%%

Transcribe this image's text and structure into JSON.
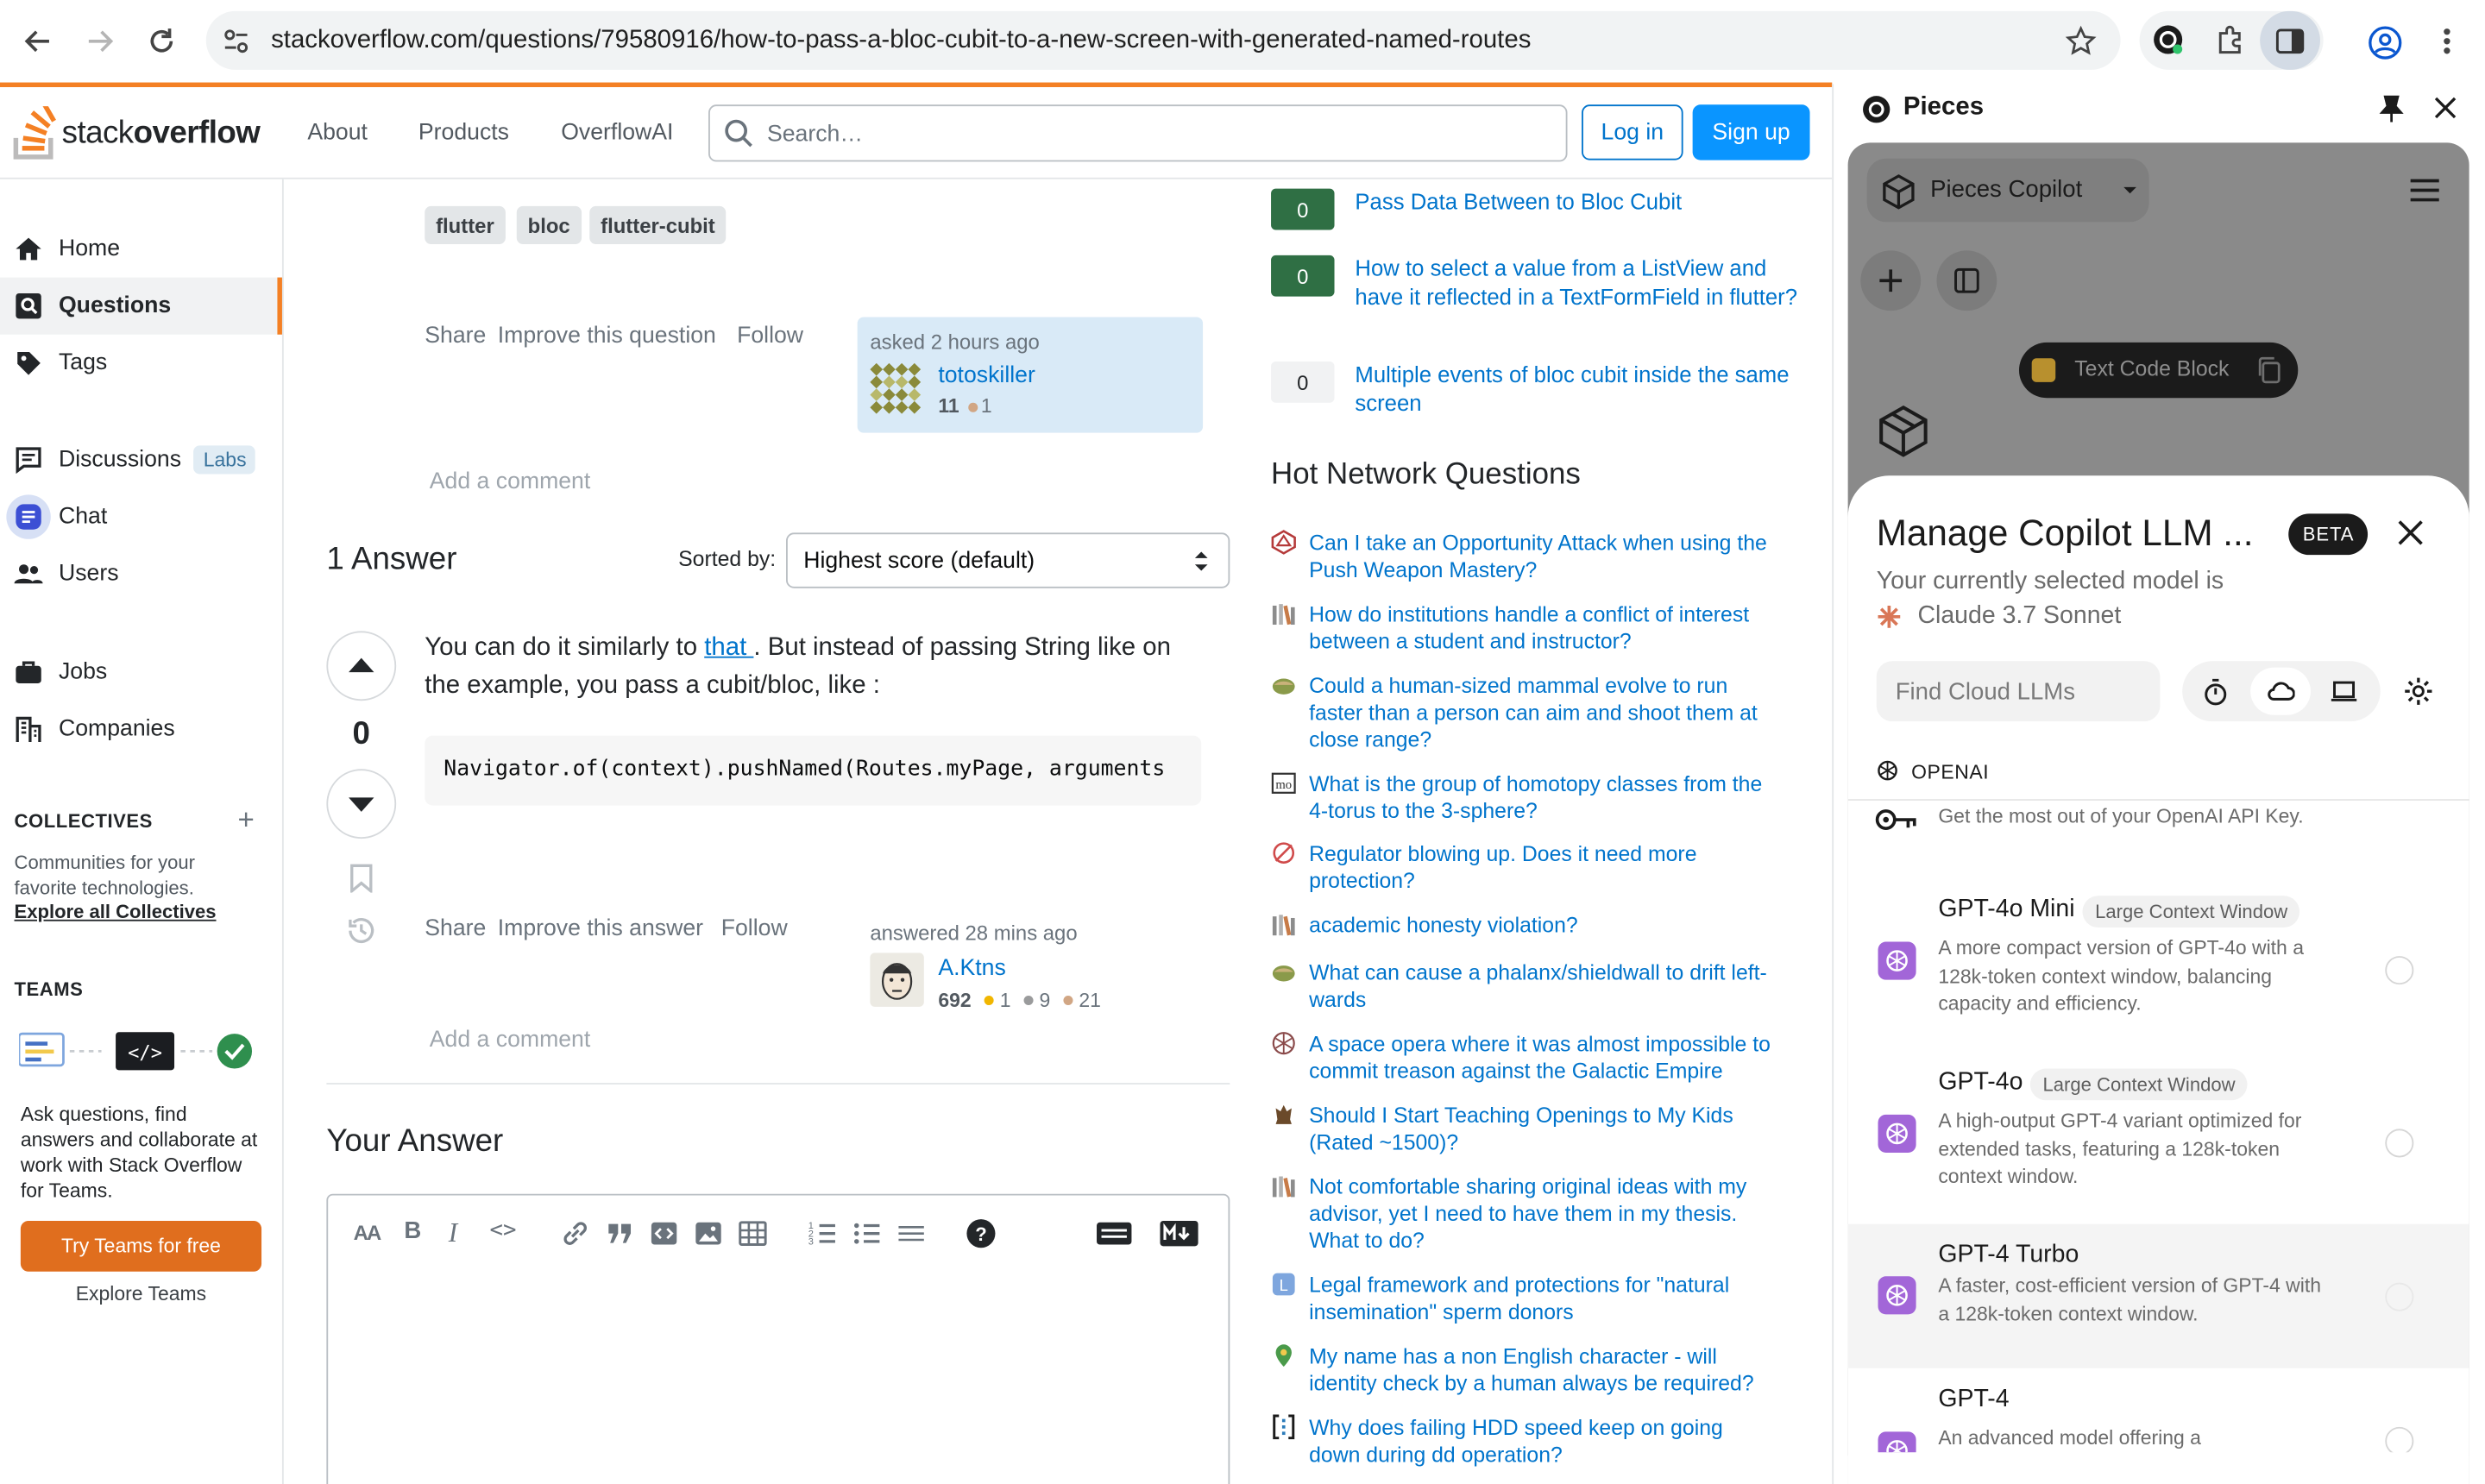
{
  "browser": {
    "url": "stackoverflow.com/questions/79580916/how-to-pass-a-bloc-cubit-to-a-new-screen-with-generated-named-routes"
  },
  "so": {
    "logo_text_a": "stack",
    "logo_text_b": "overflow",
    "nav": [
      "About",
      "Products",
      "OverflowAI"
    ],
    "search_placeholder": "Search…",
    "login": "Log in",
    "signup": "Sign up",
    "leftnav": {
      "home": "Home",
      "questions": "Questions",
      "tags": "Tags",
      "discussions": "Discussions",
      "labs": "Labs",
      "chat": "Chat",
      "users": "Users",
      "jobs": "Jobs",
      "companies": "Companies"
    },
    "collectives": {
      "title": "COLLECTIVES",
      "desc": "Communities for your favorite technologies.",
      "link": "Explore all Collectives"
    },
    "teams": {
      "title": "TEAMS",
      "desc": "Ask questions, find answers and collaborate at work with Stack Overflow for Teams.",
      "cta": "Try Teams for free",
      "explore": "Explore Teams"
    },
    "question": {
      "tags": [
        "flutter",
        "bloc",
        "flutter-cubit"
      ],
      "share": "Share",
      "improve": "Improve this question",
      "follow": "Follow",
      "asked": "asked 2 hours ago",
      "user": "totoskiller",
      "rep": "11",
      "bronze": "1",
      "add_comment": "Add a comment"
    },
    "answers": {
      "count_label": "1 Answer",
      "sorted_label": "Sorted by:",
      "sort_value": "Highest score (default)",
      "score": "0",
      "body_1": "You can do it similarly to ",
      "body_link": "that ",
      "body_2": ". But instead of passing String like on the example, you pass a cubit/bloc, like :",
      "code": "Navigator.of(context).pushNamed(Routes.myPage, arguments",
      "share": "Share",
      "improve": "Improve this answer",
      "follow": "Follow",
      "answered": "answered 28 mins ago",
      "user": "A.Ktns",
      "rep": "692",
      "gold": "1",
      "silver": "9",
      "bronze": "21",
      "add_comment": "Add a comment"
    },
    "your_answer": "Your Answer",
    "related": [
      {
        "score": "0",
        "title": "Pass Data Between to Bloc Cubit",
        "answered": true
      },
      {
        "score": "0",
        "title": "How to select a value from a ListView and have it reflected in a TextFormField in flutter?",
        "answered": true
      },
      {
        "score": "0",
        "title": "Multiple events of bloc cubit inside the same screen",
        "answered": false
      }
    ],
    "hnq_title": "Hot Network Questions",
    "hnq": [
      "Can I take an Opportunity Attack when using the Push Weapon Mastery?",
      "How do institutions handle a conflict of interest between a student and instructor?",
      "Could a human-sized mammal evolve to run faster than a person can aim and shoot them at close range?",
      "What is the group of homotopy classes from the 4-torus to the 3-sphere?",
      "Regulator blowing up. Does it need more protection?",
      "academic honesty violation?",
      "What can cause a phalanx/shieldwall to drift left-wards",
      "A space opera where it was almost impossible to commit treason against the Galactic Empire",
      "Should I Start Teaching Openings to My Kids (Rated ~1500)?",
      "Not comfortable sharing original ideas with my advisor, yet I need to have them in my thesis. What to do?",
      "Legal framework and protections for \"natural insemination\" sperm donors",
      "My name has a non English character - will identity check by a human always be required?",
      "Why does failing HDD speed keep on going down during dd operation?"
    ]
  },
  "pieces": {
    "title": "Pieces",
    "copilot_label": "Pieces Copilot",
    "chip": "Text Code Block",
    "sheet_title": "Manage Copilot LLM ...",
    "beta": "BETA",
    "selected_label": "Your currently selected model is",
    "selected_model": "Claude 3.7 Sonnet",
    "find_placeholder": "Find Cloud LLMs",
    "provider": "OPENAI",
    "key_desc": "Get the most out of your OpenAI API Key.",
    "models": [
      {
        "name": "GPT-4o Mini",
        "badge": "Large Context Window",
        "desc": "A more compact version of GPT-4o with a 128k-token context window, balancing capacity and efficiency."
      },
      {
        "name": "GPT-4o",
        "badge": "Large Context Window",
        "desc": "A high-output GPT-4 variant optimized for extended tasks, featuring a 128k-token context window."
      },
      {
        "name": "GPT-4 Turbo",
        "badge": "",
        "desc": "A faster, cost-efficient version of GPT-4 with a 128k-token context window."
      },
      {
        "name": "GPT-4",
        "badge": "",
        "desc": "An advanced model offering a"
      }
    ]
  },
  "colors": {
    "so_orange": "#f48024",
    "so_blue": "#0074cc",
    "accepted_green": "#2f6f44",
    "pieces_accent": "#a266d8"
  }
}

%%
%%

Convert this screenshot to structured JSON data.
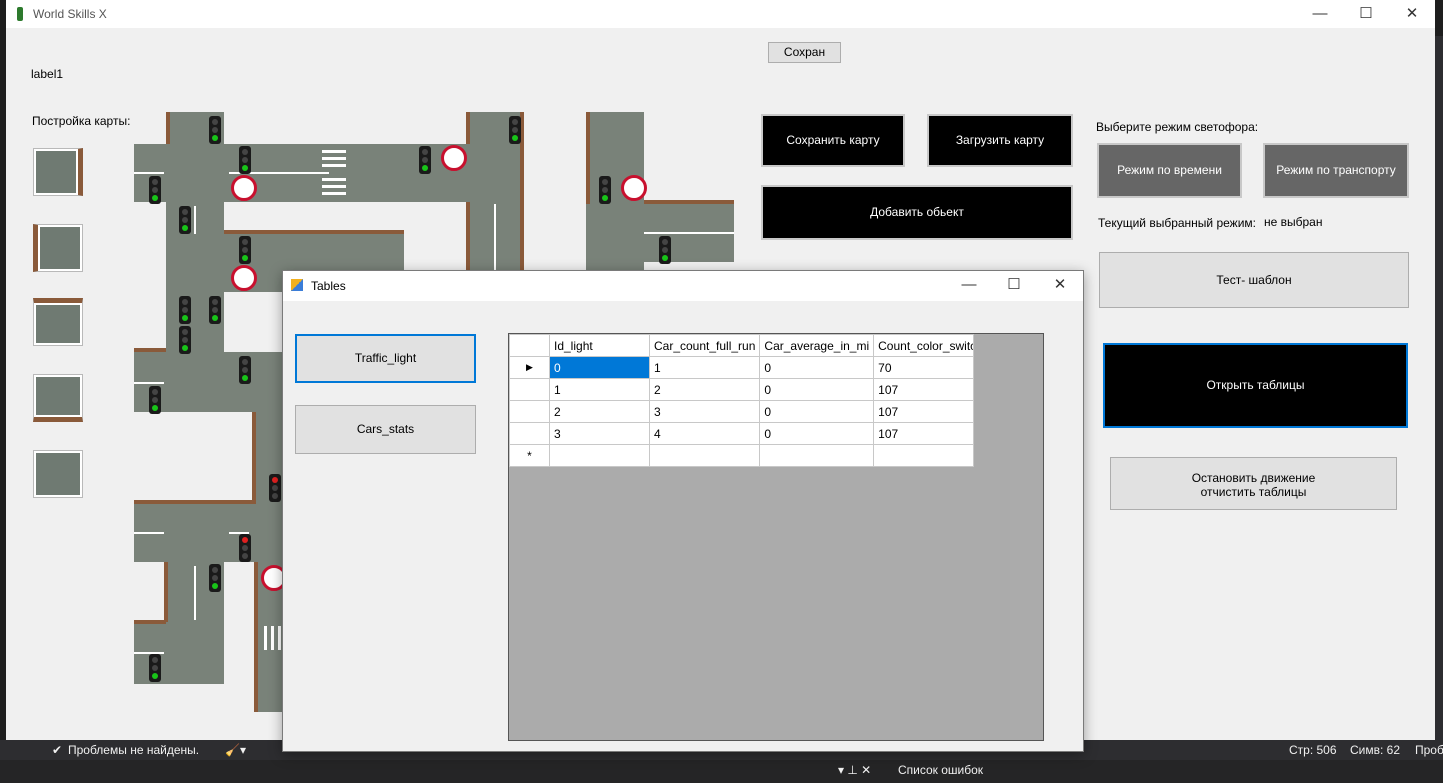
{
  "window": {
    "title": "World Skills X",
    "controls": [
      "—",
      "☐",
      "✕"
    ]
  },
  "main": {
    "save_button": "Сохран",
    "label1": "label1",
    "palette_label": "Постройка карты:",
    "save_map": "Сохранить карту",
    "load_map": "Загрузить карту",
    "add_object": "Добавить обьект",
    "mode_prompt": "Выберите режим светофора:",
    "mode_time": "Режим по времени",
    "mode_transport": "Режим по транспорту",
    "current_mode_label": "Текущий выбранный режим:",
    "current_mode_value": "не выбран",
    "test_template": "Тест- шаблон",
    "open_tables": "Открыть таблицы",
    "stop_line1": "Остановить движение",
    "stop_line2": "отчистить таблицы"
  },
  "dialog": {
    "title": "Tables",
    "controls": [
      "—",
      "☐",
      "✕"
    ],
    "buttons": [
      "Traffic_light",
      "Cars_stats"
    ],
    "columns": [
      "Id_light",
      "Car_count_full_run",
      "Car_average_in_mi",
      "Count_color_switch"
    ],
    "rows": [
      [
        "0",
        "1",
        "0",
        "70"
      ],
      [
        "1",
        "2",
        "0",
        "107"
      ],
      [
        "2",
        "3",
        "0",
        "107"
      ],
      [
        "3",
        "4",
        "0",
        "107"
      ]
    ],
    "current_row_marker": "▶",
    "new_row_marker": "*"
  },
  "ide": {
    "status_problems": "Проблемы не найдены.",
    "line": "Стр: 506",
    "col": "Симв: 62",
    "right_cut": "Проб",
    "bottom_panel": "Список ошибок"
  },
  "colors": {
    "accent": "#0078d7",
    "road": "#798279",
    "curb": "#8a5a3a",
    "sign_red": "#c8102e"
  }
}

%%

## Stated exercise
How many lines in these entries hold the string "need"? Answer with the number alone.

## Answer to the task
2